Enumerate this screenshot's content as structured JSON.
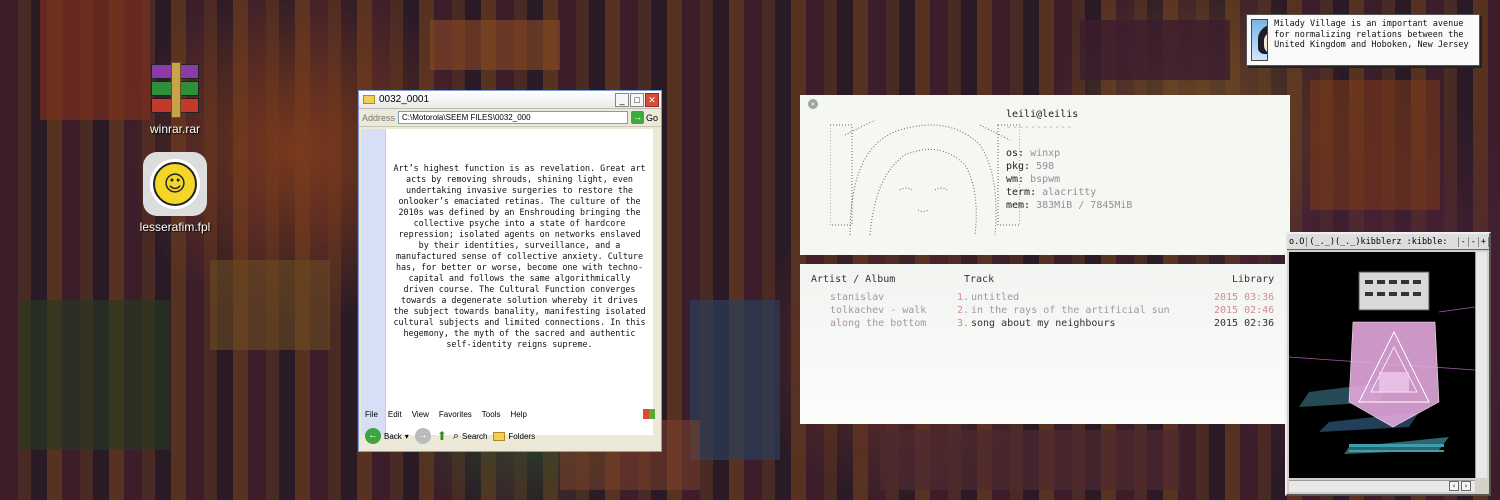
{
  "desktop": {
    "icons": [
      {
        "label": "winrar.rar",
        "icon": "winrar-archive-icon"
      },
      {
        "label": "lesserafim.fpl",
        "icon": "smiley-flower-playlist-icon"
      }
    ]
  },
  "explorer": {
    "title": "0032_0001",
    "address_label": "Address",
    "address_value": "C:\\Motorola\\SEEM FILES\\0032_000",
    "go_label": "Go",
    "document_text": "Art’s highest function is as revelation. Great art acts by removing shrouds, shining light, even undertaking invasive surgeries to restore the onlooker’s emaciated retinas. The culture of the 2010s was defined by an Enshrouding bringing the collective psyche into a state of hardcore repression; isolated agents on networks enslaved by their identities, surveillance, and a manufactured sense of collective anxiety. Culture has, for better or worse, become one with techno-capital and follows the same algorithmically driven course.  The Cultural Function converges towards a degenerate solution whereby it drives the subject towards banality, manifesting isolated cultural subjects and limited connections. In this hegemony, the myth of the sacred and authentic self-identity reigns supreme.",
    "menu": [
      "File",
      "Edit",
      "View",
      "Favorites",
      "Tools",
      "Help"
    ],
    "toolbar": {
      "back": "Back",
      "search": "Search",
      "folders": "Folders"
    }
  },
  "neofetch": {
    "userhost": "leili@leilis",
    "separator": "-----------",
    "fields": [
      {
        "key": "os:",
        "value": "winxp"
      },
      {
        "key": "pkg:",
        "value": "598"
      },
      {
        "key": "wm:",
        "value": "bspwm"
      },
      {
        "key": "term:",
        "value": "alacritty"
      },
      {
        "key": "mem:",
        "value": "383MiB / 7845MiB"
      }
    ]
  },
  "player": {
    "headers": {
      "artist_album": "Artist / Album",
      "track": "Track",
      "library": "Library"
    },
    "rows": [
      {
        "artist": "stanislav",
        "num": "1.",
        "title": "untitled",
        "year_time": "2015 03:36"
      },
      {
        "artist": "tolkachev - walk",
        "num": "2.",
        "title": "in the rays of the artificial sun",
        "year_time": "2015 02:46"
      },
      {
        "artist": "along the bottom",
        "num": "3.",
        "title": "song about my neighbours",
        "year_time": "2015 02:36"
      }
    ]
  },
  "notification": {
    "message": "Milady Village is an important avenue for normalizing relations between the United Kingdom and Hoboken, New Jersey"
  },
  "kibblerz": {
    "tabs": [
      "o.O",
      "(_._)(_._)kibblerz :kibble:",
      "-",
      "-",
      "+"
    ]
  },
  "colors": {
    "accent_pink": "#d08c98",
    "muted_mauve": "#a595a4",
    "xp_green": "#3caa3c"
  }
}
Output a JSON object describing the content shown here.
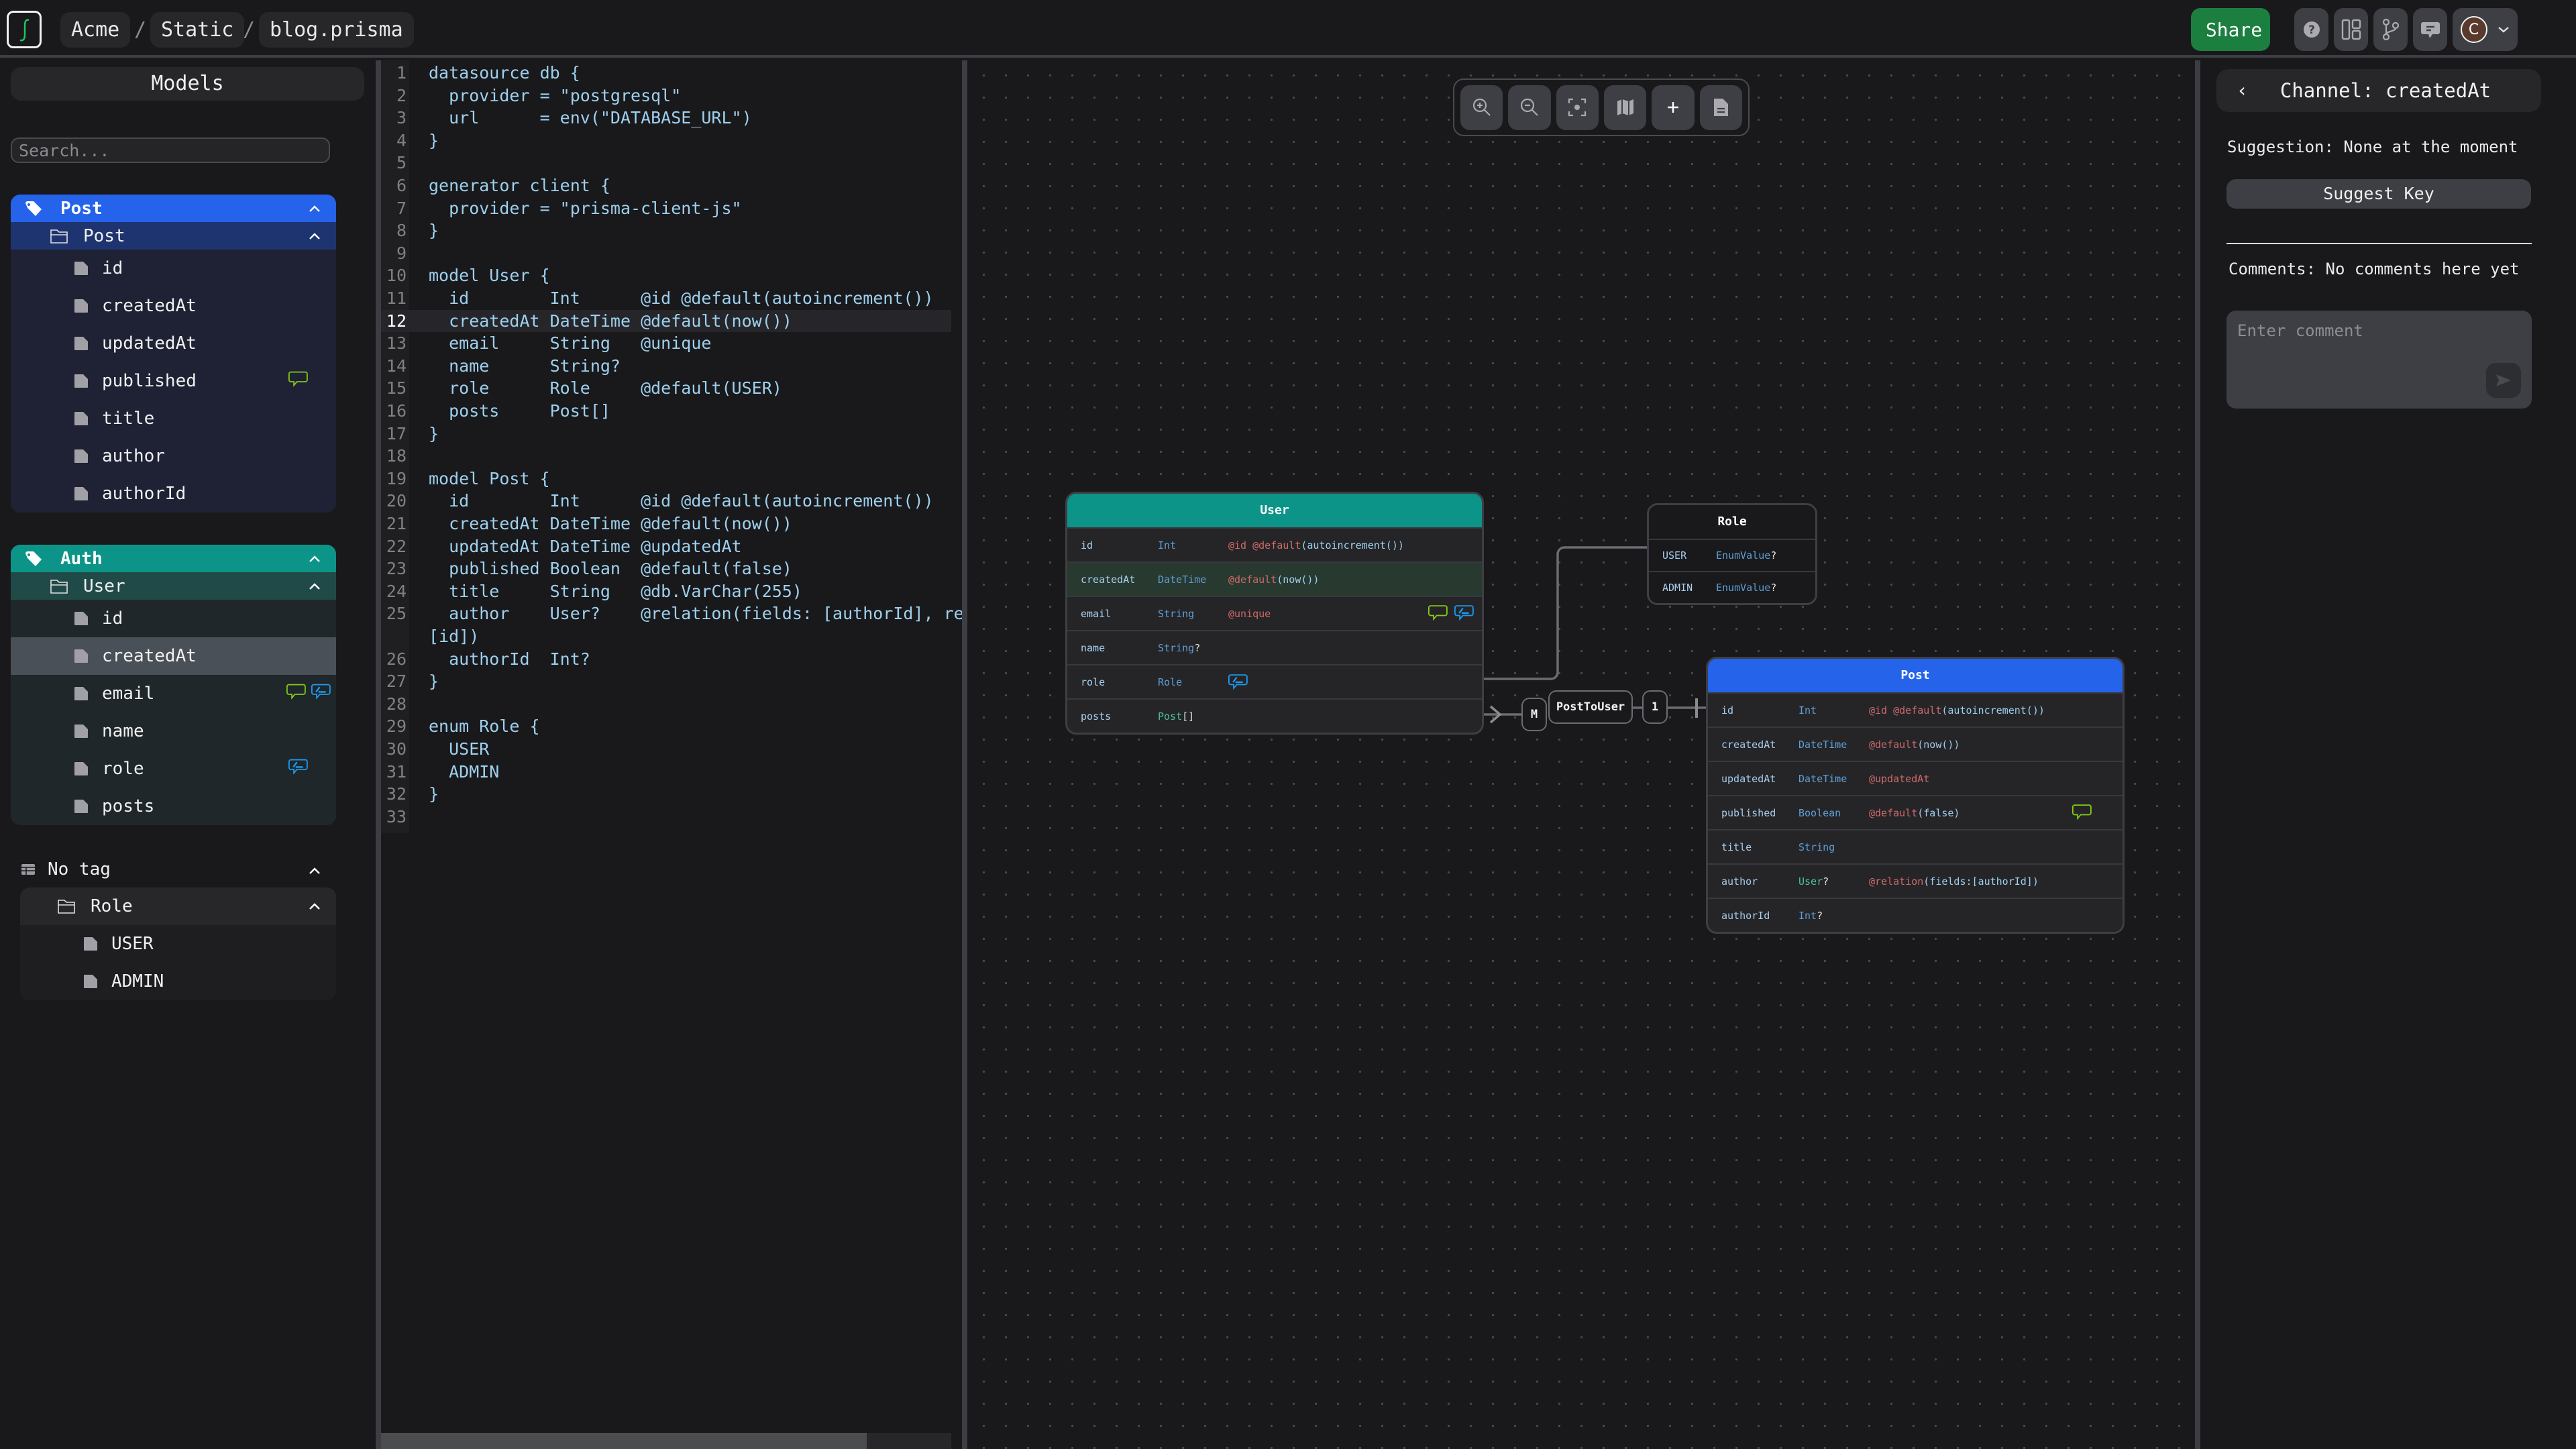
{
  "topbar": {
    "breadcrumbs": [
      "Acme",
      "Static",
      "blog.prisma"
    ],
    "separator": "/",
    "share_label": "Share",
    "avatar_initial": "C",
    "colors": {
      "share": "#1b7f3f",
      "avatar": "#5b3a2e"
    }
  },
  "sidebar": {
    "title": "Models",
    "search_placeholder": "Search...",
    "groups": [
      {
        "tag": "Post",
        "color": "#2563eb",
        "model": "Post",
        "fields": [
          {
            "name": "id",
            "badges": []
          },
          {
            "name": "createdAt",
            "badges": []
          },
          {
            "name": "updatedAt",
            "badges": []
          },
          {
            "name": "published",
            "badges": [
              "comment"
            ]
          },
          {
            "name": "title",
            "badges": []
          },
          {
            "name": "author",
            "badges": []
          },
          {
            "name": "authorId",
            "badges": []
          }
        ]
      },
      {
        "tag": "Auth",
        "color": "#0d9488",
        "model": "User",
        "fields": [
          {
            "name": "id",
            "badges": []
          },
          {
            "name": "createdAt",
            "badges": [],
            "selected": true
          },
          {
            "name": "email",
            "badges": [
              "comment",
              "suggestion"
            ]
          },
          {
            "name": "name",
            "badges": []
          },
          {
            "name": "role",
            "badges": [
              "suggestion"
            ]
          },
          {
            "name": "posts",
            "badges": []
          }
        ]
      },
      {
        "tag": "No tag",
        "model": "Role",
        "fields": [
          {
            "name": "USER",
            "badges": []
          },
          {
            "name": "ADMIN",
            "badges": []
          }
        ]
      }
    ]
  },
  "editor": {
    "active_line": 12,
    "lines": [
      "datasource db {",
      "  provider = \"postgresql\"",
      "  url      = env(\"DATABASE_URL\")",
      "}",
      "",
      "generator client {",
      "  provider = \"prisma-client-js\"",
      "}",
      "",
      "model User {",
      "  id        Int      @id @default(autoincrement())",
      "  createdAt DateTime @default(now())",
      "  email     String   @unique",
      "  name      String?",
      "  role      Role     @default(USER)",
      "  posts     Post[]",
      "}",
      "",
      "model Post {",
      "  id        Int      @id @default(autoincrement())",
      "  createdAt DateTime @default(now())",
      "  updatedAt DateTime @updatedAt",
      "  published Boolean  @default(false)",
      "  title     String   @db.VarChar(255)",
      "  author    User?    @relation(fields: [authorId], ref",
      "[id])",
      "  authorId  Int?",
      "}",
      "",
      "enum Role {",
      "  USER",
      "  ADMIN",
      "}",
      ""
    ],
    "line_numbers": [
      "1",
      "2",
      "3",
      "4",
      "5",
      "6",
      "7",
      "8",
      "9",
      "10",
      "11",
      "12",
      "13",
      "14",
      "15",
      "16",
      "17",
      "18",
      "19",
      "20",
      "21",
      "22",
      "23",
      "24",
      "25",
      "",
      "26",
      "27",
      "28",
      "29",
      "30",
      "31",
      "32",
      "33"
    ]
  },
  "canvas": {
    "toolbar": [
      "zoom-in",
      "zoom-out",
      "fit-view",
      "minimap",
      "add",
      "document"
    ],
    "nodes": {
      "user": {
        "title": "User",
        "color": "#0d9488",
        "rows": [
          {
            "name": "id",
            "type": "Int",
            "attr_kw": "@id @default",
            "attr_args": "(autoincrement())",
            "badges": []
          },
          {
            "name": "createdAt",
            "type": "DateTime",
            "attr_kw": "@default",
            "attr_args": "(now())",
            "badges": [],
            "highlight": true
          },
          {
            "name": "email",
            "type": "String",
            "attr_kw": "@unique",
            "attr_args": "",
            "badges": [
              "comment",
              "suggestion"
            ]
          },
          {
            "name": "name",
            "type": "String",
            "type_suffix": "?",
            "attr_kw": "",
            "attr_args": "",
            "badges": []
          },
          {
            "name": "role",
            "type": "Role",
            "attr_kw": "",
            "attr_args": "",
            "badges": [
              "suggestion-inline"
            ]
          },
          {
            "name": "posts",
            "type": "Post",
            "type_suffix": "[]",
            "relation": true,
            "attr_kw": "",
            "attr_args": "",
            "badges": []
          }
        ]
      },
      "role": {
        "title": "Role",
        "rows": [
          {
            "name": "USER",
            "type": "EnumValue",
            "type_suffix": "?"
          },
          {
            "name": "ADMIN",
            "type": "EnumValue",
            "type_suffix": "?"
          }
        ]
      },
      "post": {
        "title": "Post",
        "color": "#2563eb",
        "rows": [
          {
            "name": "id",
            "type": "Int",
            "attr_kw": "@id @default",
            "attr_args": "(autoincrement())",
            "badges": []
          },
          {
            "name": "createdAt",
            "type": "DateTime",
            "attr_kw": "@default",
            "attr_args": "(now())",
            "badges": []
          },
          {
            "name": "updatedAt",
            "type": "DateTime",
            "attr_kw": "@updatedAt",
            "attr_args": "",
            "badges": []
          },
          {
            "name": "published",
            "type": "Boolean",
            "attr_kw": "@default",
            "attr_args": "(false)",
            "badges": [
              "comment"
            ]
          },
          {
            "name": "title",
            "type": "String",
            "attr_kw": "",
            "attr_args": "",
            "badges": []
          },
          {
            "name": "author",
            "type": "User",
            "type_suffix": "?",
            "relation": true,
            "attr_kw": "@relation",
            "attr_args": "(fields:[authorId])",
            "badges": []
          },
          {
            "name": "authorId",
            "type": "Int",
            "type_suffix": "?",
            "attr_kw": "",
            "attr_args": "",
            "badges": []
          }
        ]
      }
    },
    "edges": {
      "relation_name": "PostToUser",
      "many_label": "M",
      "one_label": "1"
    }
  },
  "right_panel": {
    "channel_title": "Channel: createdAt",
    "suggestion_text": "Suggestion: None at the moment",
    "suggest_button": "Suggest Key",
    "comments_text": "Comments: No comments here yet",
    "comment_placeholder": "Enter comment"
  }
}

*TASK BRIEF*:
Look through the listing and extract every line with "prisma" in it.

*PROBLEM SOLUTION*:
      "blog.prisma"
      "  provider = \"prisma-client-js\"",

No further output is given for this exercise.